- **EXERCISE DIRECTIONS**
In the material below, the lines containing the word "einzeln" are required; copy each of them.

- **DATA RECORDS**
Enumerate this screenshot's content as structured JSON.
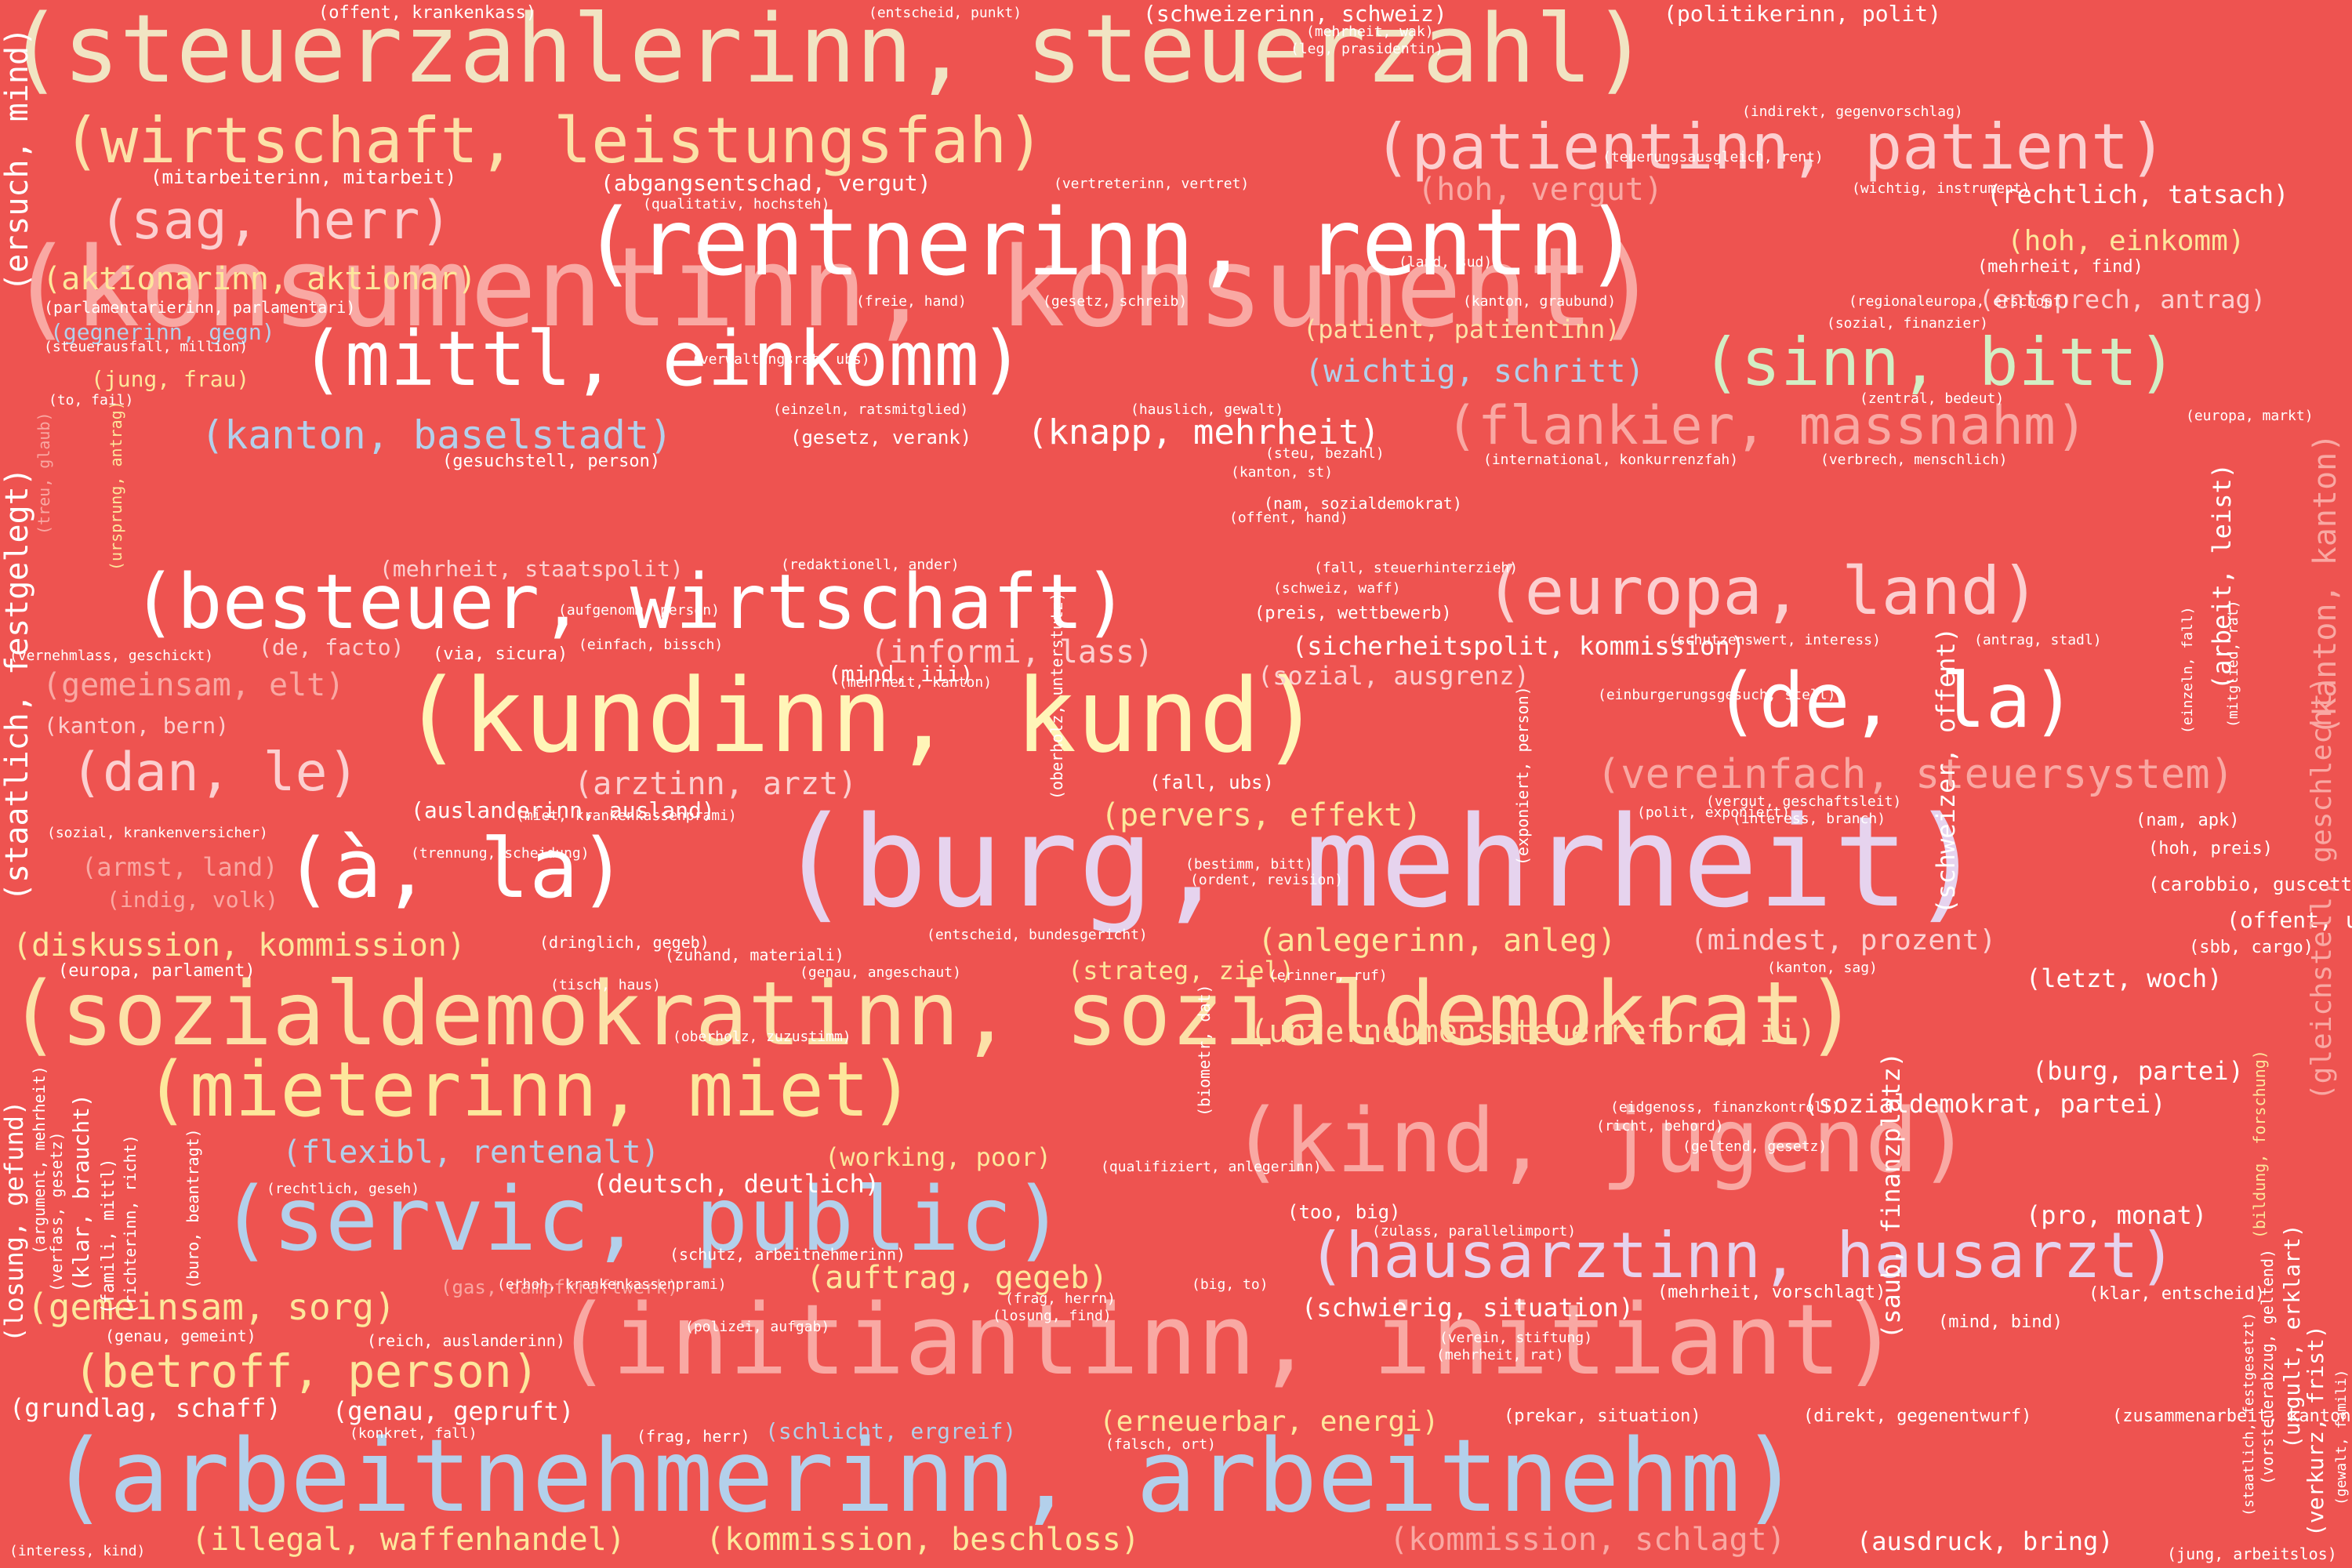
{
  "palette": {
    "background": "#ee5350",
    "cream": "#f1e4c3",
    "white": "#ffffff",
    "lightyellow": "#fff5b8",
    "peach": "#fce1a8",
    "yellow": "#fde79c",
    "pink": "#fccfd0",
    "salmon": "#f9a8a3",
    "lavender": "#e6d3ee",
    "blue": "#b3d0eb",
    "green": "#d3eec5"
  },
  "words": [
    {
      "text": "(steuerzahlerinn, steuerzahl)",
      "color": "#f1e4c3"
    },
    {
      "text": "(konsumentinn, konsument)",
      "color": "#f9a8a3"
    },
    {
      "text": "(burg, mehrheit)",
      "color": "#e6d3ee"
    },
    {
      "text": "(arbeitnehmerinn, arbeitnehm)",
      "color": "#b3d0eb"
    },
    {
      "text": "(sozialdemokratinn, sozialdemokrat)",
      "color": "#fce1a8"
    },
    {
      "text": "(rentnerinn, rentn)",
      "color": "#ffffff"
    },
    {
      "text": "(initiantinn, initiant)",
      "color": "#f9a8a3"
    },
    {
      "text": "(kundinn, kund)",
      "color": "#fff5b8"
    },
    {
      "text": "(kind, jugend)",
      "color": "#f9a8a3"
    },
    {
      "text": "(servic, public)",
      "color": "#b3d0eb"
    },
    {
      "text": "(mittl, einkomm)",
      "color": "#ffffff"
    },
    {
      "text": "(besteuer, wirtschaft)",
      "color": "#ffffff"
    },
    {
      "text": "(mieterinn, miet)",
      "color": "#fde79c"
    },
    {
      "text": "(wirtschaft, leistungsfah)",
      "color": "#fce1a8"
    },
    {
      "text": "(à, la)",
      "color": "#ffffff"
    },
    {
      "text": "(de, la)",
      "color": "#ffffff"
    },
    {
      "text": "(europa, land)",
      "color": "#fccfd0"
    },
    {
      "text": "(patientinn, patient)",
      "color": "#fccfd0"
    },
    {
      "text": "(hausarztinn, hausarzt)",
      "color": "#e6d3ee"
    },
    {
      "text": "(sinn, bitt)",
      "color": "#d3eec5"
    },
    {
      "text": "(flankier, massnahm)",
      "color": "#f9a8a3"
    },
    {
      "text": "(sag, herr)",
      "color": "#fccfd0"
    },
    {
      "text": "(dan, le)",
      "color": "#fccfd0"
    },
    {
      "text": "(vereinfach, steuersystem)",
      "color": "#f9a8a3"
    },
    {
      "text": "(betroff, person)",
      "color": "#fde79c"
    },
    {
      "text": "(gemeinsam, sorg)",
      "color": "#fde79c"
    },
    {
      "text": "(kanton, baselstadt)",
      "color": "#b3d0eb"
    },
    {
      "text": "(knapp, mehrheit)",
      "color": "#ffffff"
    },
    {
      "text": "(unternehmenssteuerreform, ii)",
      "color": "#fce1a8"
    },
    {
      "text": "(diskussion, kommission)",
      "color": "#fde79c"
    },
    {
      "text": "(flexibl, rentenalt)",
      "color": "#b3d0eb"
    },
    {
      "text": "(informi, lass)",
      "color": "#fccfd0"
    },
    {
      "text": "(arztinn, arzt)",
      "color": "#fccfd0"
    },
    {
      "text": "(pervers, effekt)",
      "color": "#fde79c"
    },
    {
      "text": "(anlegerinn, anleg)",
      "color": "#fde79c"
    },
    {
      "text": "(mindest, prozent)",
      "color": "#fccfd0"
    },
    {
      "text": "(auftrag, gegeb)",
      "color": "#fde79c"
    },
    {
      "text": "(schwierig, situation)",
      "color": "#ffffff"
    },
    {
      "text": "(erneuerbar, energi)",
      "color": "#fde79c"
    },
    {
      "text": "(illegal, waffenhandel)",
      "color": "#fde79c"
    },
    {
      "text": "(kommission, beschloss)",
      "color": "#fde79c"
    },
    {
      "text": "(kommission, schlagt)",
      "color": "#f9a8a3"
    },
    {
      "text": "(ausdruck, bring)",
      "color": "#ffffff"
    },
    {
      "text": "(hoh, vergut)",
      "color": "#f9a8a3"
    },
    {
      "text": "(hoh, einkomm)",
      "color": "#fde79c"
    },
    {
      "text": "(rechtlich, tatsach)",
      "color": "#ffffff"
    },
    {
      "text": "(aktionarinn, aktionar)",
      "color": "#fde79c"
    },
    {
      "text": "(wichtig, schritt)",
      "color": "#b3d0eb"
    },
    {
      "text": "(patient, patientinn)",
      "color": "#fce1a8"
    },
    {
      "text": "(entsprech, antrag)",
      "color": "#fccfd0"
    },
    {
      "text": "(gemeinsam, elt)",
      "color": "#f9a8a3"
    },
    {
      "text": "(sicherheitspolit, kommission)",
      "color": "#ffffff"
    },
    {
      "text": "(sozial, ausgrenz)",
      "color": "#fccfd0"
    },
    {
      "text": "(strateg, ziel)",
      "color": "#fde79c"
    },
    {
      "text": "(letzt, woch)",
      "color": "#ffffff"
    },
    {
      "text": "(burg, partei)",
      "color": "#ffffff"
    },
    {
      "text": "(sozialdemokrat, partei)",
      "color": "#ffffff"
    },
    {
      "text": "(pro, monat)",
      "color": "#ffffff"
    },
    {
      "text": "(working, poor)",
      "color": "#fde79c"
    },
    {
      "text": "(deutsch, deutlich)",
      "color": "#ffffff"
    },
    {
      "text": "(genau, gepruft)",
      "color": "#ffffff"
    },
    {
      "text": "(grundlag, schaff)",
      "color": "#ffffff"
    },
    {
      "text": "(mehrheit, staatspolit)",
      "color": "#fccfd0"
    },
    {
      "text": "(auslanderinn, ausland)",
      "color": "#ffffff"
    },
    {
      "text": "(kanton, bern)",
      "color": "#fccfd0"
    },
    {
      "text": "(de, facto)",
      "color": "#fccfd0"
    },
    {
      "text": "(mind, iii)",
      "color": "#ffffff"
    },
    {
      "text": "(armst, land)",
      "color": "#f9a8a3"
    },
    {
      "text": "(indig, volk)",
      "color": "#f9a8a3"
    },
    {
      "text": "(jung, frau)",
      "color": "#fde79c"
    },
    {
      "text": "(gegnerinn, gegn)",
      "color": "#b3d0eb"
    },
    {
      "text": "(mitarbeiterinn, mitarbeit)",
      "color": "#ffffff"
    },
    {
      "text": "(abgangsentschad, vergut)",
      "color": "#ffffff"
    },
    {
      "text": "(schlicht, ergreif)",
      "color": "#b3d0eb"
    },
    {
      "text": "(gas, dampfkraftwerk)",
      "color": "#f9a8a3"
    },
    {
      "text": "(offent, krankenkass)",
      "color": "#ffffff"
    },
    {
      "text": "(entscheid, punkt)",
      "color": "#ffffff"
    },
    {
      "text": "(schweizerinn, schweiz)",
      "color": "#ffffff"
    },
    {
      "text": "(politikerinn, polit)",
      "color": "#ffffff"
    },
    {
      "text": "(mehrheit, wak)",
      "color": "#ffffff"
    },
    {
      "text": "(leg, prasidentin)",
      "color": "#ffffff"
    },
    {
      "text": "(indirekt, gegenvorschlag)",
      "color": "#ffffff"
    },
    {
      "text": "(qualitativ, hochsteh)",
      "color": "#ffffff"
    },
    {
      "text": "(vertreterinn, vertret)",
      "color": "#ffffff"
    },
    {
      "text": "(teuerungsausgleich, rent)",
      "color": "#ffffff"
    },
    {
      "text": "(wichtig, instrument)",
      "color": "#ffffff"
    },
    {
      "text": "(land, sud)",
      "color": "#ffffff"
    },
    {
      "text": "(mehrheit, find)",
      "color": "#ffffff"
    },
    {
      "text": "(parlamentarierinn, parlamentari)",
      "color": "#ffffff"
    },
    {
      "text": "(freie, hand)",
      "color": "#ffffff"
    },
    {
      "text": "(gesetz, schreib)",
      "color": "#ffffff"
    },
    {
      "text": "(kanton, graubund)",
      "color": "#ffffff"
    },
    {
      "text": "(regionaleuropa, erschopf)",
      "color": "#ffffff"
    },
    {
      "text": "(sozial, finanzier)",
      "color": "#ffffff"
    },
    {
      "text": "(steuerausfall, million)",
      "color": "#ffffff"
    },
    {
      "text": "(verwaltungsrat, ubs)",
      "color": "#ffffff"
    },
    {
      "text": "(to, fail)",
      "color": "#ffffff"
    },
    {
      "text": "(einzeln, ratsmitglied)",
      "color": "#ffffff"
    },
    {
      "text": "(hauslich, gewalt)",
      "color": "#ffffff"
    },
    {
      "text": "(zentral, bedeut)",
      "color": "#ffffff"
    },
    {
      "text": "(europa, markt)",
      "color": "#ffffff"
    },
    {
      "text": "(gesetz, verank)",
      "color": "#ffffff"
    },
    {
      "text": "(steu, bezahl)",
      "color": "#ffffff"
    },
    {
      "text": "(kanton, st)",
      "color": "#ffffff"
    },
    {
      "text": "(gesuchstell, person)",
      "color": "#ffffff"
    },
    {
      "text": "(international, konkurrenzfah)",
      "color": "#ffffff"
    },
    {
      "text": "(verbrech, menschlich)",
      "color": "#ffffff"
    },
    {
      "text": "(nam, sozialdemokrat)",
      "color": "#ffffff"
    },
    {
      "text": "(offent, hand)",
      "color": "#ffffff"
    },
    {
      "text": "(redaktionell, ander)",
      "color": "#ffffff"
    },
    {
      "text": "(fall, steuerhinterzieh)",
      "color": "#ffffff"
    },
    {
      "text": "(schweiz, waff)",
      "color": "#ffffff"
    },
    {
      "text": "(preis, wettbewerb)",
      "color": "#ffffff"
    },
    {
      "text": "(aufgenomm, person)",
      "color": "#ffffff"
    },
    {
      "text": "(via, sicura)",
      "color": "#ffffff"
    },
    {
      "text": "(einfach, bissch)",
      "color": "#ffffff"
    },
    {
      "text": "(vernehmlass, geschickt)",
      "color": "#ffffff"
    },
    {
      "text": "(schutzenswert, interess)",
      "color": "#ffffff"
    },
    {
      "text": "(antrag, stadl)",
      "color": "#ffffff"
    },
    {
      "text": "(mehrheit, kanton)",
      "color": "#ffffff"
    },
    {
      "text": "(einburgerungsgesuch, stell)",
      "color": "#ffffff"
    },
    {
      "text": "(fall, ubs)",
      "color": "#ffffff"
    },
    {
      "text": "(sozial, krankenversicher)",
      "color": "#ffffff"
    },
    {
      "text": "(miet, krankenkassenprami)",
      "color": "#ffffff"
    },
    {
      "text": "(vergut, geschaftsleit)",
      "color": "#ffffff"
    },
    {
      "text": "(interess, branch)",
      "color": "#ffffff"
    },
    {
      "text": "(polit, exponiert)",
      "color": "#ffffff"
    },
    {
      "text": "(nam, apk)",
      "color": "#ffffff"
    },
    {
      "text": "(trennung, scheidung)",
      "color": "#ffffff"
    },
    {
      "text": "(hoh, preis)",
      "color": "#ffffff"
    },
    {
      "text": "(carobbio, guscetti)",
      "color": "#ffffff"
    },
    {
      "text": "(bestimm, bitt)",
      "color": "#ffffff"
    },
    {
      "text": "(ordent, revision)",
      "color": "#ffffff"
    },
    {
      "text": "(offent, unternehm)",
      "color": "#ffffff"
    },
    {
      "text": "(sbb, cargo)",
      "color": "#ffffff"
    },
    {
      "text": "(dringlich, gegeb)",
      "color": "#ffffff"
    },
    {
      "text": "(zuhand, materiali)",
      "color": "#ffffff"
    },
    {
      "text": "(entscheid, bundesgericht)",
      "color": "#ffffff"
    },
    {
      "text": "(europa, parlament)",
      "color": "#ffffff"
    },
    {
      "text": "(genau, angeschaut)",
      "color": "#ffffff"
    },
    {
      "text": "(kanton, sag)",
      "color": "#ffffff"
    },
    {
      "text": "(tisch, haus)",
      "color": "#ffffff"
    },
    {
      "text": "(erinner, ruf)",
      "color": "#ffffff"
    },
    {
      "text": "(oberholz, zuzustimm)",
      "color": "#ffffff"
    },
    {
      "text": "(eidgenoss, finanzkontroll)",
      "color": "#ffffff"
    },
    {
      "text": "(richt, behord)",
      "color": "#ffffff"
    },
    {
      "text": "(geltend, gesetz)",
      "color": "#ffffff"
    },
    {
      "text": "(rechtlich, geseh)",
      "color": "#ffffff"
    },
    {
      "text": "(qualifiziert, anlegerinn)",
      "color": "#ffffff"
    },
    {
      "text": "(too, big)",
      "color": "#ffffff"
    },
    {
      "text": "(zulass, parallelimport)",
      "color": "#ffffff"
    },
    {
      "text": "(schutz, arbeitnehmerinn)",
      "color": "#ffffff"
    },
    {
      "text": "(big, to)",
      "color": "#ffffff"
    },
    {
      "text": "(frag, herrn)",
      "color": "#ffffff"
    },
    {
      "text": "(mehrheit, vorschlagt)",
      "color": "#ffffff"
    },
    {
      "text": "(klar, entscheid)",
      "color": "#ffffff"
    },
    {
      "text": "(erhoh, krankenkassenprami)",
      "color": "#ffffff"
    },
    {
      "text": "(losung, find)",
      "color": "#ffffff"
    },
    {
      "text": "(genau, gemeint)",
      "color": "#ffffff"
    },
    {
      "text": "(reich, auslanderinn)",
      "color": "#ffffff"
    },
    {
      "text": "(polizei, aufgab)",
      "color": "#ffffff"
    },
    {
      "text": "(mind, bind)",
      "color": "#ffffff"
    },
    {
      "text": "(verein, stiftung)",
      "color": "#ffffff"
    },
    {
      "text": "(mehrheit, rat)",
      "color": "#ffffff"
    },
    {
      "text": "(prekar, situation)",
      "color": "#ffffff"
    },
    {
      "text": "(direkt, gegenentwurf)",
      "color": "#ffffff"
    },
    {
      "text": "(zusammenarbeit, kanton)",
      "color": "#ffffff"
    },
    {
      "text": "(konkret, fall)",
      "color": "#ffffff"
    },
    {
      "text": "(frag, herr)",
      "color": "#ffffff"
    },
    {
      "text": "(falsch, ort)",
      "color": "#ffffff"
    },
    {
      "text": "(interess, kind)",
      "color": "#ffffff"
    },
    {
      "text": "(jung, arbeitslos)",
      "color": "#ffffff"
    },
    {
      "text": "(ersuch, mind)",
      "color": "#ffffff"
    },
    {
      "text": "(treu, glaub)",
      "color": "#f9a8a3"
    },
    {
      "text": "(staatlich, festgelegt)",
      "color": "#ffffff"
    },
    {
      "text": "(ursprung, antrag)",
      "color": "#fde79c"
    },
    {
      "text": "(losung, gefund)",
      "color": "#ffffff"
    },
    {
      "text": "(argument, mehrheit)",
      "color": "#ffffff"
    },
    {
      "text": "(verfass, gesetz)",
      "color": "#ffffff"
    },
    {
      "text": "(klar, braucht)",
      "color": "#ffffff"
    },
    {
      "text": "(famili, mittl)",
      "color": "#ffffff"
    },
    {
      "text": "(richterinn, richt)",
      "color": "#ffffff"
    },
    {
      "text": "(buro, beantragt)",
      "color": "#ffffff"
    },
    {
      "text": "(biometr, dat)",
      "color": "#ffffff"
    },
    {
      "text": "(exponiert, person)",
      "color": "#ffffff"
    },
    {
      "text": "(oberholz, unterstutz)",
      "color": "#ffffff"
    },
    {
      "text": "(einzeln, fall)",
      "color": "#ffffff"
    },
    {
      "text": "(schweizer, offent)",
      "color": "#ffffff"
    },
    {
      "text": "(saub, finanzplatz)",
      "color": "#ffffff"
    },
    {
      "text": "(mitglied, rat)",
      "color": "#ffffff"
    },
    {
      "text": "(arbeit, leist)",
      "color": "#ffffff"
    },
    {
      "text": "(kanton, kanton)",
      "color": "#f9a8a3"
    },
    {
      "text": "(gleichstell, geschlecht)",
      "color": "#f9a8a3"
    },
    {
      "text": "(bildung, forschung)",
      "color": "#fde79c"
    },
    {
      "text": "(staatlich, festgesetzt)",
      "color": "#ffffff"
    },
    {
      "text": "(vorsteuerabzug, geltend)",
      "color": "#ffffff"
    },
    {
      "text": "(ungult, erklart)",
      "color": "#ffffff"
    },
    {
      "text": "(verkurz, frist)",
      "color": "#ffffff"
    },
    {
      "text": "(gewalt, famili)",
      "color": "#ffffff"
    },
    {
      "text": "(schutz, arbeitnehmerinn)",
      "color": "#ffffff"
    }
  ]
}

- **RESULT**
      "text": "(einzeln, ratsmitglied)",
      "text": "(einzeln, fall)",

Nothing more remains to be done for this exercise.